*Short exercise*
Using the data below, copy each line that includes the word "Windows".

*Records provided*

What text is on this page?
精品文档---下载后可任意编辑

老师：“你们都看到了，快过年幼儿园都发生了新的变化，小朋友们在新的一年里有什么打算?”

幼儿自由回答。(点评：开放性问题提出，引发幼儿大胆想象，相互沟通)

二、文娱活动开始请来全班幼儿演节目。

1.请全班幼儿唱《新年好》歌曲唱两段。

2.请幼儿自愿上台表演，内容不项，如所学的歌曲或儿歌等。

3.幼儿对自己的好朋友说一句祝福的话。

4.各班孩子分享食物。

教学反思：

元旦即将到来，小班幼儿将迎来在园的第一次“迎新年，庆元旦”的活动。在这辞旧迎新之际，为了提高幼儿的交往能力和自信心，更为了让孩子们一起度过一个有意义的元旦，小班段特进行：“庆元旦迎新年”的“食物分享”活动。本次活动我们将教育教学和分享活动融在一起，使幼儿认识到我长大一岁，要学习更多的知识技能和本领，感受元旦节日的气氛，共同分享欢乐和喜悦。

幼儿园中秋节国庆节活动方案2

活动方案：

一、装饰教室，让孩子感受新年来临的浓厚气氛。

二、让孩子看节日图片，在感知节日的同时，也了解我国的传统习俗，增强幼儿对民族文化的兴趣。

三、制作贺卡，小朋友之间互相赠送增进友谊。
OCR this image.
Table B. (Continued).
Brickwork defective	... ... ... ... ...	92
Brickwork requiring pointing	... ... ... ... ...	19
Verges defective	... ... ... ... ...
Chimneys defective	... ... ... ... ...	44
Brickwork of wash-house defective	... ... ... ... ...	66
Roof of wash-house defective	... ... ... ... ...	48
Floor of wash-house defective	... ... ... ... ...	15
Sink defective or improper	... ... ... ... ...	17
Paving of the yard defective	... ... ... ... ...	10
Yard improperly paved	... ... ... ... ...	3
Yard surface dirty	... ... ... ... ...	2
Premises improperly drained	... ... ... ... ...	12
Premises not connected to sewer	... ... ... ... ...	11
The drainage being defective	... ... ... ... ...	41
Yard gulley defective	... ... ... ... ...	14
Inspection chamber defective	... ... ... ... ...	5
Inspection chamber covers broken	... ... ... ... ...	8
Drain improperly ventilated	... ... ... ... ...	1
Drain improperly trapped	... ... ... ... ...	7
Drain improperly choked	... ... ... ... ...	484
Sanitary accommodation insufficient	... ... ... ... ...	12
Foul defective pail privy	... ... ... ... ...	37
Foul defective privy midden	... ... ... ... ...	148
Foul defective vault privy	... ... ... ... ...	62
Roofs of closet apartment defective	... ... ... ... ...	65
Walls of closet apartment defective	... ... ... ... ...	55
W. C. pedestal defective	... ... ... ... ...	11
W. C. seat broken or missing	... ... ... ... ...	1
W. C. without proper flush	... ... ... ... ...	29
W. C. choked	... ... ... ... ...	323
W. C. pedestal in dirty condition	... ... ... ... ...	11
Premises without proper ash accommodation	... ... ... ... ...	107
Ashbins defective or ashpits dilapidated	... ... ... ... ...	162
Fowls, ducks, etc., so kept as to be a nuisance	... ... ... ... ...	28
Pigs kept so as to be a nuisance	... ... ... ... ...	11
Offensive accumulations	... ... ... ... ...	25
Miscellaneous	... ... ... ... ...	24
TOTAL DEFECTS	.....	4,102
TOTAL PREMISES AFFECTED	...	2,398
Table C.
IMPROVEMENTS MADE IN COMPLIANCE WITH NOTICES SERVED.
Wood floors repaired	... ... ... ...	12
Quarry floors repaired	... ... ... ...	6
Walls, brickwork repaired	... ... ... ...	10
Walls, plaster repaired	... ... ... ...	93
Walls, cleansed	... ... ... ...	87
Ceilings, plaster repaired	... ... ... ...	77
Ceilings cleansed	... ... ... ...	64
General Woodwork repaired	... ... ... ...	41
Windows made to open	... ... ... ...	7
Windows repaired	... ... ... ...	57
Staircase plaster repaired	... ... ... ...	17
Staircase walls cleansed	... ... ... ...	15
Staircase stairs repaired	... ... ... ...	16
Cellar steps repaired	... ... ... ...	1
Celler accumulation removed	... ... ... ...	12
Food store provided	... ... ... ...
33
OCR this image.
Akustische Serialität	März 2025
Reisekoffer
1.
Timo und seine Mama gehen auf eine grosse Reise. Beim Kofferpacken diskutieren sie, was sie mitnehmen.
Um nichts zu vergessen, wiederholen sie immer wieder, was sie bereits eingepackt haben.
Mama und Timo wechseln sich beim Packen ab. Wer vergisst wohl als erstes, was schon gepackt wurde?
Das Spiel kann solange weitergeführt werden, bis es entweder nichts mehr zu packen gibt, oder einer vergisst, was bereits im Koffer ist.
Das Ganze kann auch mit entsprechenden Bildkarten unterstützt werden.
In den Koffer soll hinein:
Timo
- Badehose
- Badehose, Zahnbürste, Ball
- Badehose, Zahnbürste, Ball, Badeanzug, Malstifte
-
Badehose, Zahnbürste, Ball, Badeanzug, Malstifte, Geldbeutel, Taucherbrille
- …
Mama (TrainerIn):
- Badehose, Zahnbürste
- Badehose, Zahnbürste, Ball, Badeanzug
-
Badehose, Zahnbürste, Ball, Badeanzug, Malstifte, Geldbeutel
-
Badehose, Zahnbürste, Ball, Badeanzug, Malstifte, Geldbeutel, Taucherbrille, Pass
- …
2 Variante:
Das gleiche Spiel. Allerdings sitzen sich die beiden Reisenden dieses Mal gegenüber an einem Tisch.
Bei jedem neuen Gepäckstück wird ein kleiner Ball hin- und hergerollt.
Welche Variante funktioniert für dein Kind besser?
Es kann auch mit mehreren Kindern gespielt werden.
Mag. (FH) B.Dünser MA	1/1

*Expected answer*
Windows made to open	... ... ... ...	7
Windows repaired	... ... ... ...	57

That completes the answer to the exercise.